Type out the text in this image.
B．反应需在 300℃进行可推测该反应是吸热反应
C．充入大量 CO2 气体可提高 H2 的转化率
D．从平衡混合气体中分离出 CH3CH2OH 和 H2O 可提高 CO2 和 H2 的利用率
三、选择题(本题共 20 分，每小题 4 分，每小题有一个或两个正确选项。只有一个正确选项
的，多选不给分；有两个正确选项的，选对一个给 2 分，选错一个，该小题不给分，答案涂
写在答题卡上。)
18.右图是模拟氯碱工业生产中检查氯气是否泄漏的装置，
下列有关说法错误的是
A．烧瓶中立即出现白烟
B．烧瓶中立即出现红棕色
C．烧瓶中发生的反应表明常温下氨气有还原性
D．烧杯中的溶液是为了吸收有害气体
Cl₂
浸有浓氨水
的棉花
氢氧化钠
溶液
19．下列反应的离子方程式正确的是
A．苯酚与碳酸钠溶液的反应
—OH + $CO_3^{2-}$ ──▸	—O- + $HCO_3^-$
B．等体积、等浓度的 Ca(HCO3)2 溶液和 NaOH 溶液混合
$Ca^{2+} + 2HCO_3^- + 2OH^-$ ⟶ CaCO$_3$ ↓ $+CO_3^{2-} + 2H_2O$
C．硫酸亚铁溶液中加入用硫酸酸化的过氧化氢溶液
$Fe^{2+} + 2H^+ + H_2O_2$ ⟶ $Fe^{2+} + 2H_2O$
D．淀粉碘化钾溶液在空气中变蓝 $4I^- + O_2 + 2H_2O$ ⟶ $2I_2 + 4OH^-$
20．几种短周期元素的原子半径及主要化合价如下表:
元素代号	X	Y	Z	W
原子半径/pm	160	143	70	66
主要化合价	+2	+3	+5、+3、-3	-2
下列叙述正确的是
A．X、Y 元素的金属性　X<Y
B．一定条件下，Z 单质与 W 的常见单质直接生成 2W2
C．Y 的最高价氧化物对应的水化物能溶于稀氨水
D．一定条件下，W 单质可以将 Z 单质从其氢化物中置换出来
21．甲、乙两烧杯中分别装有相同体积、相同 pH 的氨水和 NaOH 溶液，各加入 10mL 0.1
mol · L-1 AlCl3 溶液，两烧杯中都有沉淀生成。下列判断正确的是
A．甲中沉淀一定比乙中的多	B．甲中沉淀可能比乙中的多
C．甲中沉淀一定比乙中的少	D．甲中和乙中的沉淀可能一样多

.....

The task
Tell how many lines include "一定条件下". The number is the whole answer.

Solution
2